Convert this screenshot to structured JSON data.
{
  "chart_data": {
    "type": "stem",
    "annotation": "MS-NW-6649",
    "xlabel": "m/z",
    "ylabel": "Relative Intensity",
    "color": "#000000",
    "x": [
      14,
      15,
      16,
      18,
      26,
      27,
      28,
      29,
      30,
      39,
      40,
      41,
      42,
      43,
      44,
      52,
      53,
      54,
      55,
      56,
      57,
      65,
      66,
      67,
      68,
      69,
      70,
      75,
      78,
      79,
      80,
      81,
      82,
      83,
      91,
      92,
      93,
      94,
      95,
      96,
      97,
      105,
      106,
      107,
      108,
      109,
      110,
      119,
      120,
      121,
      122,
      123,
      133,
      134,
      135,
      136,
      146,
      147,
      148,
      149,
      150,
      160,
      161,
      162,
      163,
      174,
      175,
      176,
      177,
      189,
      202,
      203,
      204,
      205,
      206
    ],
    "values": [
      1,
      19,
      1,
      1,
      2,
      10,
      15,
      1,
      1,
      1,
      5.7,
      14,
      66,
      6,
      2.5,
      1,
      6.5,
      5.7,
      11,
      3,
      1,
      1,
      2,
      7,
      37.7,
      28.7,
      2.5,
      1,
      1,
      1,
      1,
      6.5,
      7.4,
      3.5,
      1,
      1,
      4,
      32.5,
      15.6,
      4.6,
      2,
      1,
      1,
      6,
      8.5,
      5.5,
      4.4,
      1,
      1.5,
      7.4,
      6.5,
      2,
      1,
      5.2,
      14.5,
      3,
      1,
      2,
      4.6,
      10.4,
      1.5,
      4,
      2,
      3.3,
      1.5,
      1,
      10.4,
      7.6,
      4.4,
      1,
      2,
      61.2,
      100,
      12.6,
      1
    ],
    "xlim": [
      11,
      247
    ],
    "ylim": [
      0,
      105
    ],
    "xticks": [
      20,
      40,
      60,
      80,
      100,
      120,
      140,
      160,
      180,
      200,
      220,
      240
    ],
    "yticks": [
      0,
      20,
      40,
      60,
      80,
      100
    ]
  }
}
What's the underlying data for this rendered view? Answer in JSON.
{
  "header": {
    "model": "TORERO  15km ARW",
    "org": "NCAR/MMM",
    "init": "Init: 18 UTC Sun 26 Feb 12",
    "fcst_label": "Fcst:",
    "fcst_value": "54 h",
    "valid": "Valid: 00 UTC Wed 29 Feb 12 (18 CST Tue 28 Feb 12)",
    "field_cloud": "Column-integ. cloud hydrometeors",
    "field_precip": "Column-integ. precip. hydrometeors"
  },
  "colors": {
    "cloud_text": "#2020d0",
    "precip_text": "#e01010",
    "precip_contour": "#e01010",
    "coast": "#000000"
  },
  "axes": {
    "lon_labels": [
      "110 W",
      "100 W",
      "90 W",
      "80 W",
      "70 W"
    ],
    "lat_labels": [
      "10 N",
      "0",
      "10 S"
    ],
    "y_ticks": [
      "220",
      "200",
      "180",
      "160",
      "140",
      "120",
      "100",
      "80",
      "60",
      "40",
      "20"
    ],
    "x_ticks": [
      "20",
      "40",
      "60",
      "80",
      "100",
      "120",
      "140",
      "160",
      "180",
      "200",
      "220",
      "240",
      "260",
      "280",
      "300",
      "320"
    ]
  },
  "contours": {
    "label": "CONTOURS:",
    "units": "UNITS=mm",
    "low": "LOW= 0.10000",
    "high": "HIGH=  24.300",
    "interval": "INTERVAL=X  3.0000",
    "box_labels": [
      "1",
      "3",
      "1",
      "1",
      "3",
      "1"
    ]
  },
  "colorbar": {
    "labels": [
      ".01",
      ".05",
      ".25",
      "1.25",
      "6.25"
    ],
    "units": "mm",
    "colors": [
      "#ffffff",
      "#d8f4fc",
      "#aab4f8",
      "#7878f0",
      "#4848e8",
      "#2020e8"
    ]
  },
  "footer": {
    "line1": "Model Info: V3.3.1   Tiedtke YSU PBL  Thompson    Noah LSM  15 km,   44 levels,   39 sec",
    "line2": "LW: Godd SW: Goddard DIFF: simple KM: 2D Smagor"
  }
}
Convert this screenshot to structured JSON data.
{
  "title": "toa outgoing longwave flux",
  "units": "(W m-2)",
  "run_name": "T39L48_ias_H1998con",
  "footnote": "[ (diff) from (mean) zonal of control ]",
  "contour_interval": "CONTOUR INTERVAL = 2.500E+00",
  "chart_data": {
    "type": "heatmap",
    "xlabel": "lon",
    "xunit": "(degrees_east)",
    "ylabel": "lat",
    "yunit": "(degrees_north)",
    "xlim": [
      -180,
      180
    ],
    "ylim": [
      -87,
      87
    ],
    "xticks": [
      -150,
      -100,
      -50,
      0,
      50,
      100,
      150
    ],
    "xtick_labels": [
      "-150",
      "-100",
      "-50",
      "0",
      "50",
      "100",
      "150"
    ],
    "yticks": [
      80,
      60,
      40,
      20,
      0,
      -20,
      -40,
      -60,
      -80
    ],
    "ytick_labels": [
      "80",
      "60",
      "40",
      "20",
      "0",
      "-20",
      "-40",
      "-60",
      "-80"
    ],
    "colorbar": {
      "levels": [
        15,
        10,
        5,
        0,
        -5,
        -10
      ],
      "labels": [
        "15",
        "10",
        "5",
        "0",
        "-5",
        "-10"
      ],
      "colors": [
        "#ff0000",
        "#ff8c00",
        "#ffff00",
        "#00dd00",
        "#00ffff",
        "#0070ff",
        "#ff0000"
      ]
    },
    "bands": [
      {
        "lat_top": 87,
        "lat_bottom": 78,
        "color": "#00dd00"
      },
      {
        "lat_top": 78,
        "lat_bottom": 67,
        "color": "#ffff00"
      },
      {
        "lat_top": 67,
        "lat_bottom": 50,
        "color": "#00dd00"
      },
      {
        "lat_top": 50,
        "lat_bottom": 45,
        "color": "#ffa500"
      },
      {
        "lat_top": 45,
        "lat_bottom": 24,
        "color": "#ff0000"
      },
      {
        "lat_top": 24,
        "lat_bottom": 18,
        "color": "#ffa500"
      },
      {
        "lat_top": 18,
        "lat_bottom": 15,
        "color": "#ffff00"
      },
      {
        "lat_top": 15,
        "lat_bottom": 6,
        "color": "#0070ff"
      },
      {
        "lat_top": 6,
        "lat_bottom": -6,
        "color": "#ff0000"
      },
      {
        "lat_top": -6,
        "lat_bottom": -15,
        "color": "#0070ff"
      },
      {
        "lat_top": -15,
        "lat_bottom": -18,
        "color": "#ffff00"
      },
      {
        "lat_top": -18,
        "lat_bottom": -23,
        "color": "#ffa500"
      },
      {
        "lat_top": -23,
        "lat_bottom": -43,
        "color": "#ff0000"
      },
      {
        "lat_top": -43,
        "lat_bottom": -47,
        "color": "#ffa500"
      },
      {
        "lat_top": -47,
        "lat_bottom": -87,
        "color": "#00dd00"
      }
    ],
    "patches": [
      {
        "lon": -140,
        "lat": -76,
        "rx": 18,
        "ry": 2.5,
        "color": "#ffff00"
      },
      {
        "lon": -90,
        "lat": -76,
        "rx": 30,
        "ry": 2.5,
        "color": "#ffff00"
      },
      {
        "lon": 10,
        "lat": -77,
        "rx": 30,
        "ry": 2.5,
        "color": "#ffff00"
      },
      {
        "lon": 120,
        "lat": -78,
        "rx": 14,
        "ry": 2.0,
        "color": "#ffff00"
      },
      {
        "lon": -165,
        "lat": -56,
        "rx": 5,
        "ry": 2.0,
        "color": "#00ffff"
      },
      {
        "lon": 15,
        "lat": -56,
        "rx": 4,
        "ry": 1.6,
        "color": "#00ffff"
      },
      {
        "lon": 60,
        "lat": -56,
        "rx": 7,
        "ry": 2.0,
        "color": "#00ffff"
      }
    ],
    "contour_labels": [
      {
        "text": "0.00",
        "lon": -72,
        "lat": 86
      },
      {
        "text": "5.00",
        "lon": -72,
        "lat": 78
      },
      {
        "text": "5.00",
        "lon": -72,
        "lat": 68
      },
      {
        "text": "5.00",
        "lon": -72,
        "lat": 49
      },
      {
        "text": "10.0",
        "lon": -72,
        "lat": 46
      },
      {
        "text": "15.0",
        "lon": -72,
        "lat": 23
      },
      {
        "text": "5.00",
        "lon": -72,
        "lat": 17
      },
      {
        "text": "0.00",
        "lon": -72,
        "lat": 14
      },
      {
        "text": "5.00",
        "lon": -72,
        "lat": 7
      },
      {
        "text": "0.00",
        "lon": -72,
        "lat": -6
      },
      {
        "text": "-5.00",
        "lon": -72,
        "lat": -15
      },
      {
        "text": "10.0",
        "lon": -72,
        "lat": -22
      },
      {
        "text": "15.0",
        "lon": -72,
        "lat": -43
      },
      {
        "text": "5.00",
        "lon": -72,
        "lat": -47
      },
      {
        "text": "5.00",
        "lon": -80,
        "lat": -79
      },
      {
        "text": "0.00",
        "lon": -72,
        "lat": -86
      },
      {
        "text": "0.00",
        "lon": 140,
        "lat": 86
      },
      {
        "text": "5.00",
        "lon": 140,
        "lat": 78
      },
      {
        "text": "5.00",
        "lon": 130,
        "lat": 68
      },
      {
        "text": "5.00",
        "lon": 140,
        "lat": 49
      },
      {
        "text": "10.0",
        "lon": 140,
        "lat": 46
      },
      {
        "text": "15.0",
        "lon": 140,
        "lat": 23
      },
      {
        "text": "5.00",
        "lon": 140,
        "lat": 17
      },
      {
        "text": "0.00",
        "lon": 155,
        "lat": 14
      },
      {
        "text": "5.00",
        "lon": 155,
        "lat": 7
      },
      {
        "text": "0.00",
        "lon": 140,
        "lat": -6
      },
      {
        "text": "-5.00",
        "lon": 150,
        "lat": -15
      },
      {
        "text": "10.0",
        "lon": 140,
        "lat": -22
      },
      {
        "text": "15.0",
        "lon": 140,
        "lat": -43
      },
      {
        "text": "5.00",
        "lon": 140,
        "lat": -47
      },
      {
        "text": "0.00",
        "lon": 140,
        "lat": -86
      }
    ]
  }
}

◇ ◇ ◇

◆ Problem to solve ◆
Look through the entries above; copy each line where the string "hydrometeors" appears.

◆ Result ◆
    "field_cloud": "Column-integ. cloud hydrometeors",
    "field_precip": "Column-integ. precip. hydrometeors"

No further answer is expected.